Cómo resolverlo: Según la lectura sobre Isabel de Santiago que aparece a continuación, ¿de quién tomó Isabel oficialmente sus apellidos?

Lectura:
____________
El talento de Isabel de Santiago se encuentra vinculado a sus profundas creencias religiosas. Autora de grandes obras de arte sacro, esta reconocida pintora quiteña iluminó con su genio algunas de las iglesias coloniales más bonitas en el siglo XVII.
Genio que pudo compartir con el mundo gracias a su propio padre, igualmente artista y uno de los pintores más famosos de su tiempo de la Escuela Quiteña, que quiso que su propia hija fuera también su pupila y su compañera artística, permitiendo que Isabel se convirtiera en uno de los escasos nombres femeninos de los anales del arte colonial hispanoamericano.
Isabel de Cisneros y Alvarado nació en algún momento de la década de 1660 en Quito, ciudad que era en aquel momento la capital de la Real Audiencia de Quito. Isabel asumió oficialmente los apellidos de su madre, Andrea Cisneros y Alvarado, quien estaba emparentada con la santa ecuatoriana Mariana de Jesús.
____________
Material presentado:

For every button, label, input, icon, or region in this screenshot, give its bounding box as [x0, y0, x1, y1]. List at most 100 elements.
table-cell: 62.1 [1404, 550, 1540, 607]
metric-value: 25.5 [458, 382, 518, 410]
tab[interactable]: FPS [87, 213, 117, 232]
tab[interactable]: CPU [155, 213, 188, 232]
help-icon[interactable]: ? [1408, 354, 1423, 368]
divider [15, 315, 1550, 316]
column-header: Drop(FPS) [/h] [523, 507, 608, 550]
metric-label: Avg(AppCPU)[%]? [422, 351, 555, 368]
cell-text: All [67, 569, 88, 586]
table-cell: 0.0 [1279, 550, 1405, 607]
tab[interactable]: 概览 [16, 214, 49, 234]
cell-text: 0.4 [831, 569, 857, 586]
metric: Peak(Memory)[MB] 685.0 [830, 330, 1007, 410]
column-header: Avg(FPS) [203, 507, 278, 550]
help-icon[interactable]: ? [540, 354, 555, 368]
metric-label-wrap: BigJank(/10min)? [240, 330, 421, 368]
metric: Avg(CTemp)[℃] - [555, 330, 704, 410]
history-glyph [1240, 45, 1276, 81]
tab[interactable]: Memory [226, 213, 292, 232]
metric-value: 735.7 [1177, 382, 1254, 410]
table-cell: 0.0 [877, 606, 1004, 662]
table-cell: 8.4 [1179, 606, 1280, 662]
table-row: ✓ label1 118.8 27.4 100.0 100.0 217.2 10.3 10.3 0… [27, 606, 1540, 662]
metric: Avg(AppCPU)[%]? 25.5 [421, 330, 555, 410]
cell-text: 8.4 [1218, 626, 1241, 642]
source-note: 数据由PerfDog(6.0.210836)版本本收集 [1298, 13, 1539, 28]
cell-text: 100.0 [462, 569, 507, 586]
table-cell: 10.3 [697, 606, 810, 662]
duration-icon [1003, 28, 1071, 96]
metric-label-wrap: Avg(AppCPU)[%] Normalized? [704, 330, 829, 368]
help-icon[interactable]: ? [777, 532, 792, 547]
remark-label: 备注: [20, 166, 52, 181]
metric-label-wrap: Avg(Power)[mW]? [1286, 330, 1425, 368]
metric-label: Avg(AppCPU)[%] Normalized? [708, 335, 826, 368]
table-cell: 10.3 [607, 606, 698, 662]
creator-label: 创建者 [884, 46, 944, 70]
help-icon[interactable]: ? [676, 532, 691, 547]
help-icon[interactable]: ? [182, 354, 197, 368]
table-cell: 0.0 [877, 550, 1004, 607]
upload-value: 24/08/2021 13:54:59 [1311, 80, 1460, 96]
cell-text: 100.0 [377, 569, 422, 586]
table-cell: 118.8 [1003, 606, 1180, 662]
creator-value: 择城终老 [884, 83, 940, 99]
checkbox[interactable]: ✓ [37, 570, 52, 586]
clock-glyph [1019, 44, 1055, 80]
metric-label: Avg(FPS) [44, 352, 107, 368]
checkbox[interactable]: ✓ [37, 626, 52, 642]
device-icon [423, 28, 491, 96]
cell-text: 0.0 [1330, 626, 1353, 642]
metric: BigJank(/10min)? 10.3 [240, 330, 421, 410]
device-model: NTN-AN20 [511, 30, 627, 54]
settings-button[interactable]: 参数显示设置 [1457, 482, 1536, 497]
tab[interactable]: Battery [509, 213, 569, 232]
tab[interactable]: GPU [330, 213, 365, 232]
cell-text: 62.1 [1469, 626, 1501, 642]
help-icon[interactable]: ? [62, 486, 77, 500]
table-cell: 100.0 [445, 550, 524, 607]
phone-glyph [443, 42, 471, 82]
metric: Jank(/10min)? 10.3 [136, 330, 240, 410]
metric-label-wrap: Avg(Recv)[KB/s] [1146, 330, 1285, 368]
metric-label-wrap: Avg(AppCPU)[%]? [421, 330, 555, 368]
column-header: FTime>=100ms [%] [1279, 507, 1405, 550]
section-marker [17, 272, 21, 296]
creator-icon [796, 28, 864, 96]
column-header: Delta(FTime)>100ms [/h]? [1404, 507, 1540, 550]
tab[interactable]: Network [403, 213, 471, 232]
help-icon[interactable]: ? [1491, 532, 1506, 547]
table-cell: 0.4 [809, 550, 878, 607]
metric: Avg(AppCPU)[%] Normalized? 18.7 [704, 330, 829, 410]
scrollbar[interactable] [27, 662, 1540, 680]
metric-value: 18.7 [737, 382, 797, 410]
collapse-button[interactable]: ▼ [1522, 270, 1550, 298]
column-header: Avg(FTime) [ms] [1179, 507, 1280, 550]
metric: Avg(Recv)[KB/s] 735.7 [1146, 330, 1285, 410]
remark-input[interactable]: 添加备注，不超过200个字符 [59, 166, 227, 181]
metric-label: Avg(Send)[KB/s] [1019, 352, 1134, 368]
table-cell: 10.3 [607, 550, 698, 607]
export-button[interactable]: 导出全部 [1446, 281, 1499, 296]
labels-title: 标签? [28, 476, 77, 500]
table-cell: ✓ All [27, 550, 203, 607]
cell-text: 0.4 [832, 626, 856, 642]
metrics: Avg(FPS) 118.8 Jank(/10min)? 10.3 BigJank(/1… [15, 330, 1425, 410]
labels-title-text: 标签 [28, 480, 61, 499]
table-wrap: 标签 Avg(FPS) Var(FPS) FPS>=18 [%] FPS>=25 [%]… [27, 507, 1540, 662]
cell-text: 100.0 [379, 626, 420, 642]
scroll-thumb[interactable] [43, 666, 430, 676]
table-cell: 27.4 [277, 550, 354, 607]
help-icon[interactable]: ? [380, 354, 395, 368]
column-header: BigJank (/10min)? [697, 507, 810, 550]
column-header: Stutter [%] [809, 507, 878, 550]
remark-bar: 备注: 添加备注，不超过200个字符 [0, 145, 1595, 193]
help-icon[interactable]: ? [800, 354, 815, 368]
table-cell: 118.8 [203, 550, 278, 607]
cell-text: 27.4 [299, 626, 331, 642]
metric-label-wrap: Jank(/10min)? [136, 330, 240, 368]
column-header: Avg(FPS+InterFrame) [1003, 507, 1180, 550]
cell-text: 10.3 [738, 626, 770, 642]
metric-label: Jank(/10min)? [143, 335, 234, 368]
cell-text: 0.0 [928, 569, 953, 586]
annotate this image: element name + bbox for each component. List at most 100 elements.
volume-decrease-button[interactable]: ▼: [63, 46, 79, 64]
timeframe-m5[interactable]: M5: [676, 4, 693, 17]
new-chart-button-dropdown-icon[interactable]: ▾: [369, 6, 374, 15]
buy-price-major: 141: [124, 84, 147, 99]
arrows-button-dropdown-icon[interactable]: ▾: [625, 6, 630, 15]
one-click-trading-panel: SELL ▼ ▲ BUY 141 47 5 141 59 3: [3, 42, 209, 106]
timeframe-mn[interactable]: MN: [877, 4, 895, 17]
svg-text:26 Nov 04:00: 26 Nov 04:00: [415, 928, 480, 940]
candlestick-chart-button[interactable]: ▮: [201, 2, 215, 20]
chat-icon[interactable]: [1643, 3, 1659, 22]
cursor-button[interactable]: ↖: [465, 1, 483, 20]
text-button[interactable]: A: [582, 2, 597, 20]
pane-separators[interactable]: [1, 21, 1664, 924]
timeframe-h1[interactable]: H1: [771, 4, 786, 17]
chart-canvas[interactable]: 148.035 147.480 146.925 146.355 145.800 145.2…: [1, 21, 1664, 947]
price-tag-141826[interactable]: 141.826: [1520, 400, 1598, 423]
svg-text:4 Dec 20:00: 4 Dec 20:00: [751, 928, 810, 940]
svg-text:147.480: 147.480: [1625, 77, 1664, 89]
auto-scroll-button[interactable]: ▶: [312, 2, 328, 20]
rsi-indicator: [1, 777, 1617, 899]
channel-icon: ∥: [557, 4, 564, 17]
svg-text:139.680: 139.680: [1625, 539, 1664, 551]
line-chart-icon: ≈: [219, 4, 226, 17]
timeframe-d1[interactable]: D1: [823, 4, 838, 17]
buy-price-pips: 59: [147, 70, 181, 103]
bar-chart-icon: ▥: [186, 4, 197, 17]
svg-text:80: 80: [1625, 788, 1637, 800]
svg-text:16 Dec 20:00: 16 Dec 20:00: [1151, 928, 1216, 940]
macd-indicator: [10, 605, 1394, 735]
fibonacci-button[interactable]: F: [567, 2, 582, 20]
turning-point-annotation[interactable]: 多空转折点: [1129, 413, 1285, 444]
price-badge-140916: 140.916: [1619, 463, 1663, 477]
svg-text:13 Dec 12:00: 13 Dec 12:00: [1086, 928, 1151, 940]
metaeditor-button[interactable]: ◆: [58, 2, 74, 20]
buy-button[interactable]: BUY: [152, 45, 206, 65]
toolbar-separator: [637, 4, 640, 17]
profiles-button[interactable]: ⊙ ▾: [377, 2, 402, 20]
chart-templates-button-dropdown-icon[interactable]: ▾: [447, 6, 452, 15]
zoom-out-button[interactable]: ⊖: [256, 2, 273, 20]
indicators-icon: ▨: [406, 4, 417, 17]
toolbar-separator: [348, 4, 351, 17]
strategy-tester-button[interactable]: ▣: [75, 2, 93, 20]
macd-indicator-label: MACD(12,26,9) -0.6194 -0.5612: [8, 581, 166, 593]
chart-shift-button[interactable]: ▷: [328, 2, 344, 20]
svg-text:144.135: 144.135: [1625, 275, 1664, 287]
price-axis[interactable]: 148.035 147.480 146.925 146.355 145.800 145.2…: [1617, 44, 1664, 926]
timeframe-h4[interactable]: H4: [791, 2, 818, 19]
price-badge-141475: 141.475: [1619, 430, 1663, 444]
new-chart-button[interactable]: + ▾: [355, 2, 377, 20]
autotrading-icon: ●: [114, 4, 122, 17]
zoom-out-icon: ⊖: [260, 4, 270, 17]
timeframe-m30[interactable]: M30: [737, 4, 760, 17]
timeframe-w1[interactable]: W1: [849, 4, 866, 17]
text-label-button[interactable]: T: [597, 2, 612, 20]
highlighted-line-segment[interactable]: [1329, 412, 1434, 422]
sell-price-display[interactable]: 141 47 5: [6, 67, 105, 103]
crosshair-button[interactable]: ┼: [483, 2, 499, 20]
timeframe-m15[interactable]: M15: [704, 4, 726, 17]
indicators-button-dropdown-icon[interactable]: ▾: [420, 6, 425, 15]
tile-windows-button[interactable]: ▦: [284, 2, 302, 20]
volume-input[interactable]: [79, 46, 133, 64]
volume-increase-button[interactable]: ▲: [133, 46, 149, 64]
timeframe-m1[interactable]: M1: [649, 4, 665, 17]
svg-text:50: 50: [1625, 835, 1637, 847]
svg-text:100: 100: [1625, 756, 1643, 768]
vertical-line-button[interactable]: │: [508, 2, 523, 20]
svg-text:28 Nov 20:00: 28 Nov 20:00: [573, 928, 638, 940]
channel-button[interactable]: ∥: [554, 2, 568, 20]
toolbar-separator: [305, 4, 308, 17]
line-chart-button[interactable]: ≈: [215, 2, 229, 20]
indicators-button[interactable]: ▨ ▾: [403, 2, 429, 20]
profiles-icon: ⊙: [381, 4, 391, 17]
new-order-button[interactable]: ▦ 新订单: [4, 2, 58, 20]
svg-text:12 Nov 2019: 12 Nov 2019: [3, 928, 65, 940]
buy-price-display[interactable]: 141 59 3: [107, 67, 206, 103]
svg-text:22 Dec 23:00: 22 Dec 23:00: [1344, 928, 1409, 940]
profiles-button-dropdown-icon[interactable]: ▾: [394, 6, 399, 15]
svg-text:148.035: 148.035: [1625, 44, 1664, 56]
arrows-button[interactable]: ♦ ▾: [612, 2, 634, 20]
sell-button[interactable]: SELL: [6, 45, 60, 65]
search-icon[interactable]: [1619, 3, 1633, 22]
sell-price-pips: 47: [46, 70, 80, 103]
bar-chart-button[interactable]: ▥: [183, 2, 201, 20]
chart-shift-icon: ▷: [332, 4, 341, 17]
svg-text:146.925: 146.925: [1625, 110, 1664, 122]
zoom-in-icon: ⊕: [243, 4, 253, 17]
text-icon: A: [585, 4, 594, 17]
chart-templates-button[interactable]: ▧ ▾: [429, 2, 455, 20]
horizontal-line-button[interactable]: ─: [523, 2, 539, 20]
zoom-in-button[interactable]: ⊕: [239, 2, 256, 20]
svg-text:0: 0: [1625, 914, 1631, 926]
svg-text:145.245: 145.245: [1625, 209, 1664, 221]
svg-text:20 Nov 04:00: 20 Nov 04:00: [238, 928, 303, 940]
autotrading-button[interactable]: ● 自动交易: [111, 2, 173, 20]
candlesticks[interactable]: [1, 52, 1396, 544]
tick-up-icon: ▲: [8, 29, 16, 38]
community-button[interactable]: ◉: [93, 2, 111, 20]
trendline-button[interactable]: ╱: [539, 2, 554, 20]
____________
Respuesta: De su madre, Andrea Cisneros y Alvarado.